Extracted information:

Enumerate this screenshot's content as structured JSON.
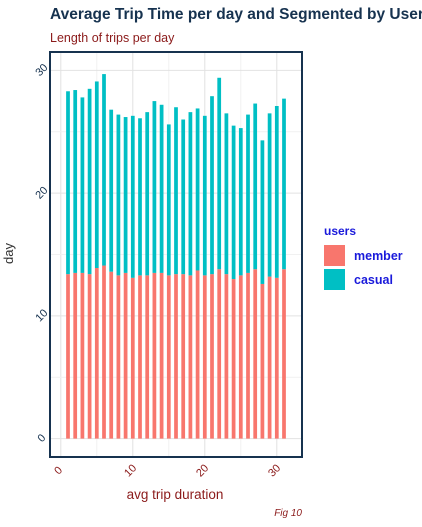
{
  "chart_data": {
    "type": "bar",
    "title": "Average Trip Time per day and Segmented by Users",
    "subtitle": "Length of trips per day",
    "xlabel": "avg trip duration",
    "ylabel": "day",
    "caption": "Fig 10",
    "xlim": [
      -1.5,
      33.5
    ],
    "ylim": [
      -1.5,
      31.5
    ],
    "xticks": [
      0,
      10,
      20,
      30
    ],
    "yticks": [
      0,
      10,
      20,
      30
    ],
    "grid": true,
    "legend_title": "users",
    "legend_position": "right",
    "stacked": true,
    "x": [
      1,
      2,
      3,
      4,
      5,
      6,
      7,
      8,
      9,
      10,
      11,
      12,
      13,
      14,
      15,
      16,
      17,
      18,
      19,
      20,
      21,
      22,
      23,
      24,
      25,
      26,
      27,
      28,
      29,
      30,
      31
    ],
    "series": [
      {
        "name": "member",
        "color": "#f8766d",
        "values": [
          13.4,
          13.5,
          13.5,
          13.4,
          13.9,
          14.1,
          13.6,
          13.3,
          13.5,
          13.1,
          13.3,
          13.3,
          13.5,
          13.5,
          13.3,
          13.4,
          13.4,
          13.3,
          13.7,
          13.3,
          13.4,
          13.8,
          13.4,
          13.0,
          13.3,
          13.5,
          13.8,
          12.6,
          13.2,
          13.1,
          13.8
        ]
      },
      {
        "name": "casual",
        "color": "#00bfc4",
        "values": [
          14.9,
          14.9,
          14.3,
          15.1,
          15.2,
          15.6,
          13.2,
          13.1,
          12.7,
          13.2,
          12.8,
          13.3,
          14.0,
          13.7,
          12.3,
          13.6,
          12.6,
          13.3,
          13.2,
          13.0,
          14.5,
          15.6,
          13.1,
          12.5,
          12.0,
          12.9,
          13.5,
          11.7,
          13.3,
          14.0,
          13.9
        ]
      }
    ]
  }
}
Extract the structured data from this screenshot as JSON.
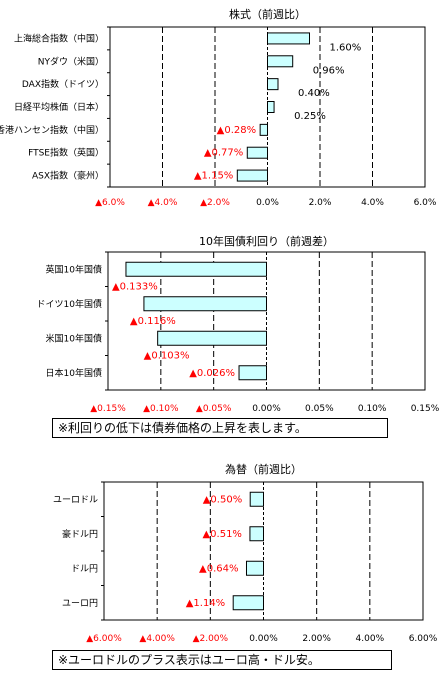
{
  "colors": {
    "bar_fill": "#ccffff",
    "bar_stroke": "#000000",
    "negative_text": "#ff0000",
    "grid": "#000000"
  },
  "chart_data": [
    {
      "type": "bar",
      "orientation": "horizontal",
      "title": "株式（前週比）",
      "xlim": [
        -6,
        6
      ],
      "grid": true,
      "categories": [
        "上海総合指数（中国）",
        "NYダウ（米国）",
        "DAX指数（ドイツ）",
        "日経平均株価（日本）",
        "香港ハンセン指数（中国）",
        "FTSE指数（英国）",
        "ASX指数（豪州）"
      ],
      "values": [
        1.6,
        0.96,
        0.4,
        0.25,
        -0.28,
        -0.77,
        -1.15
      ],
      "value_labels": [
        "1.60%",
        "0.96%",
        "0.40%",
        "0.25%",
        "▲0.28%",
        "▲0.77%",
        "▲1.15%"
      ],
      "tick_labels": [
        "▲6.0%",
        "▲4.0%",
        "▲2.0%",
        "0.0%",
        "2.0%",
        "4.0%",
        "6.0%"
      ]
    },
    {
      "type": "bar",
      "orientation": "horizontal",
      "title": "10年国債利回り（前週差）",
      "xlim": [
        -0.15,
        0.15
      ],
      "grid": true,
      "categories": [
        "英国10年国債",
        "ドイツ10年国債",
        "米国10年国債",
        "日本10年国債"
      ],
      "values": [
        -0.133,
        -0.116,
        -0.103,
        -0.026
      ],
      "value_labels": [
        "▲0.133%",
        "▲0.116%",
        "▲0.103%",
        "▲0.026%"
      ],
      "tick_labels": [
        "▲0.15%",
        "▲0.10%",
        "▲0.05%",
        "0.00%",
        "0.05%",
        "0.10%",
        "0.15%"
      ],
      "note": "※利回りの低下は債券価格の上昇を表します。"
    },
    {
      "type": "bar",
      "orientation": "horizontal",
      "title": "為替（前週比）",
      "xlim": [
        -6,
        6
      ],
      "grid": true,
      "categories": [
        "ユーロドル",
        "豪ドル円",
        "ドル円",
        "ユーロ円"
      ],
      "values": [
        -0.5,
        -0.51,
        -0.64,
        -1.14
      ],
      "value_labels": [
        "▲0.50%",
        "▲0.51%",
        "▲0.64%",
        "▲1.14%"
      ],
      "tick_labels": [
        "▲6.00%",
        "▲4.00%",
        "▲2.00%",
        "0.00%",
        "2.00%",
        "4.00%",
        "6.00%"
      ],
      "note": "※ユーロドルのプラス表示はユーロ高・ドル安。"
    }
  ]
}
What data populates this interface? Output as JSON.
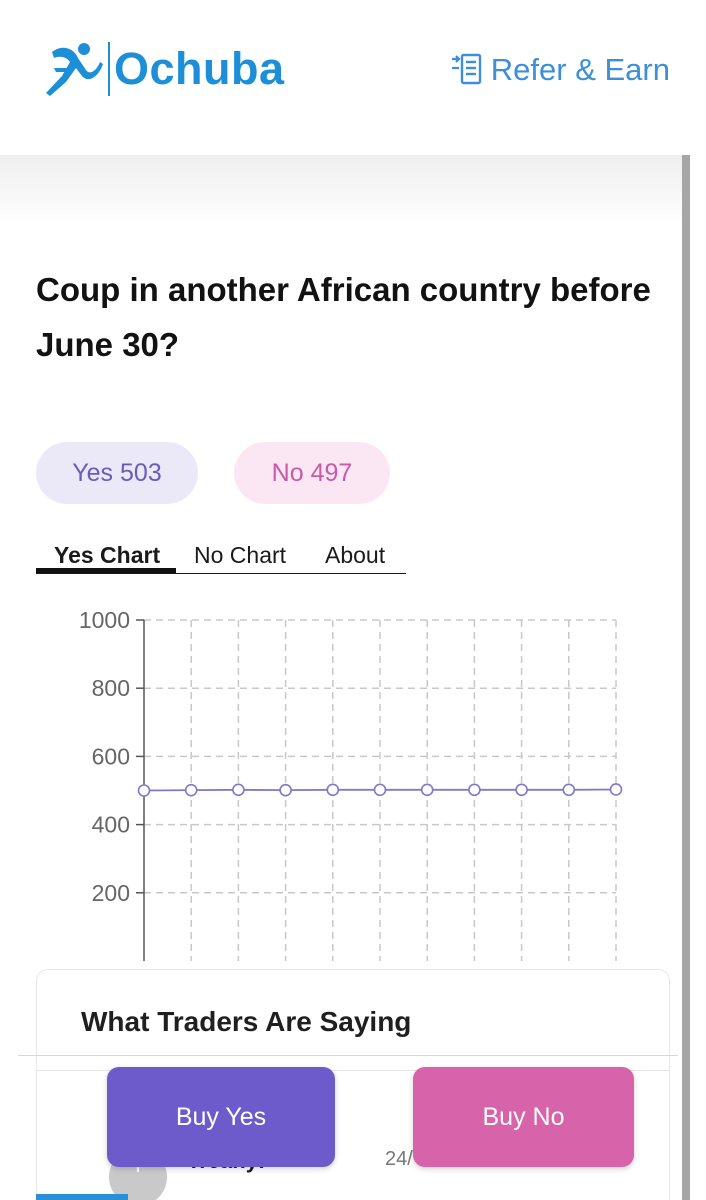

Task requirements:
List each line holding the string "this".

Task result:
Enumerate this screenshot's content as structured JSON.
Extract the structured data from this screenshot as JSON.
What data populates this interface? Output as JSON.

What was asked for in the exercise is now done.